*Task directions*. Give the number of lines in the records below that include "color". Reply with that number alone.

### Data extract ###

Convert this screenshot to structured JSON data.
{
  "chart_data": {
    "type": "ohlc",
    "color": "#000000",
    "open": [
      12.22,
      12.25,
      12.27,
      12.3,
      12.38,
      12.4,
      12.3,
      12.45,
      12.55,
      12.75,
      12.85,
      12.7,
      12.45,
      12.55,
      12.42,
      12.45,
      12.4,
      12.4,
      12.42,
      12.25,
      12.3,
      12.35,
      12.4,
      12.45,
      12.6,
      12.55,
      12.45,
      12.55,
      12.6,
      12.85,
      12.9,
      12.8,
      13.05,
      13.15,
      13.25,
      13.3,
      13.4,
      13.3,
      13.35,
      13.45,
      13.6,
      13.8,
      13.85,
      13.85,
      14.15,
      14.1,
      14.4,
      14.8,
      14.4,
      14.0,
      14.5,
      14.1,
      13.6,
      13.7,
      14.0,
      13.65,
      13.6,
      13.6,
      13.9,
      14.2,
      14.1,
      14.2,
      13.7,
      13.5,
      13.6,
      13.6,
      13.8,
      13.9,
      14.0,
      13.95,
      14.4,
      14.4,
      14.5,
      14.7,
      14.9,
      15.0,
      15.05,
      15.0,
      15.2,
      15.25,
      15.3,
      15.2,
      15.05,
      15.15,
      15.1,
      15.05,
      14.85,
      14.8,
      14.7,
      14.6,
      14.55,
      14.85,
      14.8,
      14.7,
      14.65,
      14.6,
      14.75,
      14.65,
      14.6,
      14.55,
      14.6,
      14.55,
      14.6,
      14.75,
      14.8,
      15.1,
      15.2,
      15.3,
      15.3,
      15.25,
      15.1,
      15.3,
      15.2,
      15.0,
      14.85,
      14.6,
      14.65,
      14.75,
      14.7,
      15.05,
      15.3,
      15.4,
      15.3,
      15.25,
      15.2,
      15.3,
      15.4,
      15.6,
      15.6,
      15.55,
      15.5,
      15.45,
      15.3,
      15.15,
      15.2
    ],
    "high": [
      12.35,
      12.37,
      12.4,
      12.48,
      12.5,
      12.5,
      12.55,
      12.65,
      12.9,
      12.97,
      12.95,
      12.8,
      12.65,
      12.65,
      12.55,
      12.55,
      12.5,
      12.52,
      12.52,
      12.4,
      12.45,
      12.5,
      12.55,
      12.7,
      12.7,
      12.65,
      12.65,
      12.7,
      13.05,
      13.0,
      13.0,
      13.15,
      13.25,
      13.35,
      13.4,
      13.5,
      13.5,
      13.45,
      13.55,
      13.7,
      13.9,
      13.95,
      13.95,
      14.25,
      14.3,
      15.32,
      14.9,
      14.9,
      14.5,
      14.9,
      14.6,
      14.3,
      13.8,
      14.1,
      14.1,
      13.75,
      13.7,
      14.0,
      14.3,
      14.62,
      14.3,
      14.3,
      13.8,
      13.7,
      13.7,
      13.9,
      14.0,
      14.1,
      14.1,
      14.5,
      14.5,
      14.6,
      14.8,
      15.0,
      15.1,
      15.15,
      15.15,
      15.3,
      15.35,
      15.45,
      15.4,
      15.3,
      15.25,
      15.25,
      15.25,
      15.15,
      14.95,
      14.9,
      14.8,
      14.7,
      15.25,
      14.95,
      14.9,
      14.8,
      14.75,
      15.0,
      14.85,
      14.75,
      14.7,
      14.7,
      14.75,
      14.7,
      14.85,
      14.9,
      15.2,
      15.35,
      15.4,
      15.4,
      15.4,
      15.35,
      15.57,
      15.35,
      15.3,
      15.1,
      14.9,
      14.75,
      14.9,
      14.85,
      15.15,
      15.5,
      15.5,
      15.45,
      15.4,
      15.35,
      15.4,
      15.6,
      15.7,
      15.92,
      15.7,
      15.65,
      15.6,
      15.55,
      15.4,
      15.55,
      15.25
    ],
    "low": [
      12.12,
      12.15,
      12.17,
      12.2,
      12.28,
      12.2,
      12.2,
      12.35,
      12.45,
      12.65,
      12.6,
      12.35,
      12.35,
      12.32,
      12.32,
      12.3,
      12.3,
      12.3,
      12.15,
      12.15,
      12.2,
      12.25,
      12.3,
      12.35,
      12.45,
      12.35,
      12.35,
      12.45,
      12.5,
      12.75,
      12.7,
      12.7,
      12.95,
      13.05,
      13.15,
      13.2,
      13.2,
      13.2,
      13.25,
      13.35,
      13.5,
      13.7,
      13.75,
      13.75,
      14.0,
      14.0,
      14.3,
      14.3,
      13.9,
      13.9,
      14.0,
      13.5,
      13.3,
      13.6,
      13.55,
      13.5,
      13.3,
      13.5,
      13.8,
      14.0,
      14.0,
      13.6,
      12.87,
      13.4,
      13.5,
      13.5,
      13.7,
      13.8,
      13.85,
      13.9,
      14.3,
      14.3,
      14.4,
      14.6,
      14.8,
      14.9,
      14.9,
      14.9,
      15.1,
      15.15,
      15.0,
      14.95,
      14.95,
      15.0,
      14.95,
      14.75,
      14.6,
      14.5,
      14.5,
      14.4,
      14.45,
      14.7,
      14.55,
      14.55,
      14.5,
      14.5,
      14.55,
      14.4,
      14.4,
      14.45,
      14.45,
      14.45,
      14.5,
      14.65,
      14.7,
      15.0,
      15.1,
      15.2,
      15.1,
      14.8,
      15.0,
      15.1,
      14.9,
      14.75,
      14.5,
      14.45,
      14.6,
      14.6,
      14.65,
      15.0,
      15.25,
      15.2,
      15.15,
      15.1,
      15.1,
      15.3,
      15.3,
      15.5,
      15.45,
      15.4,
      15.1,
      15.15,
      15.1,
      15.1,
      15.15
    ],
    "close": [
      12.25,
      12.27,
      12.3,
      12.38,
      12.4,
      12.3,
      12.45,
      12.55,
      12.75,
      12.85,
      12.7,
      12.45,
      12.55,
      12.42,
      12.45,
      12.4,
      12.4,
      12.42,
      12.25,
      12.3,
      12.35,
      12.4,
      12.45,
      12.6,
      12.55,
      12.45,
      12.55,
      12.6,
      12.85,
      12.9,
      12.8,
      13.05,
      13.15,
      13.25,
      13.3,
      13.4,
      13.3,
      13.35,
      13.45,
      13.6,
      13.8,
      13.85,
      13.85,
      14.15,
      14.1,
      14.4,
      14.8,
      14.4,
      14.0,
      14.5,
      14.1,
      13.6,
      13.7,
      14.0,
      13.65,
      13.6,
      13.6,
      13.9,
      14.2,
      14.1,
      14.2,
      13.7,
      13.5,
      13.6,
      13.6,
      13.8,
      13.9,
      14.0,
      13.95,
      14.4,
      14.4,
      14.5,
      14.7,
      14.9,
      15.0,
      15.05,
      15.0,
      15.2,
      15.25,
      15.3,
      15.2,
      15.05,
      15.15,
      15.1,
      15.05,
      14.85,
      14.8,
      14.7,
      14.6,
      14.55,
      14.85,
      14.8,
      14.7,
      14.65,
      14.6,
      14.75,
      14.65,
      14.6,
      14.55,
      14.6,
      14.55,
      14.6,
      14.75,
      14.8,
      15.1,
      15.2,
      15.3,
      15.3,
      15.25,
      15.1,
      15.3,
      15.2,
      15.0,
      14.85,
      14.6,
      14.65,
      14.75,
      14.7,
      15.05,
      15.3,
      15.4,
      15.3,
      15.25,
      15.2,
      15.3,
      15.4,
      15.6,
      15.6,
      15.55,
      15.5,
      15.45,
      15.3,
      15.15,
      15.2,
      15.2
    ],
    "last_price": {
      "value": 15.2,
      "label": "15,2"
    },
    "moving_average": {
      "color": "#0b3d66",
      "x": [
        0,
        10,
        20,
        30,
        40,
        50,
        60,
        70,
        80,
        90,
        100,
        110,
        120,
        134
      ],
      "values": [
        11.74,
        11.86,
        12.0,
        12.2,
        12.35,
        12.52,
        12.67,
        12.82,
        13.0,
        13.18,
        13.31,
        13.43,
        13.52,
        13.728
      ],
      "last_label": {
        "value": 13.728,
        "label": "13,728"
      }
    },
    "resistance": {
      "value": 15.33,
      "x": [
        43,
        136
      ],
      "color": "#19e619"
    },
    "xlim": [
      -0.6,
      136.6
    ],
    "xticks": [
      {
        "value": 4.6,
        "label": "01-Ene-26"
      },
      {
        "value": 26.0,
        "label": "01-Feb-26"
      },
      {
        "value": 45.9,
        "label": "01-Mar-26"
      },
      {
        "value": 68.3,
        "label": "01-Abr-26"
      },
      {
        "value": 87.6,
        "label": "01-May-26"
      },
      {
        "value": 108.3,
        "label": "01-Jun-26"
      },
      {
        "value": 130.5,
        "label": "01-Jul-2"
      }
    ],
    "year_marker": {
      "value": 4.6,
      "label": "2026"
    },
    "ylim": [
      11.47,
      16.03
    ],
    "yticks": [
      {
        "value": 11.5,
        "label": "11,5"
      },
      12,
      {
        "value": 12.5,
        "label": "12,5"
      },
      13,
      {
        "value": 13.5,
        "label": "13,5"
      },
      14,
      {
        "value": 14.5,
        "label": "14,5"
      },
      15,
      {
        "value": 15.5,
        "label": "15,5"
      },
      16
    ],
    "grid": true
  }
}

###

*Answer to the task*. 3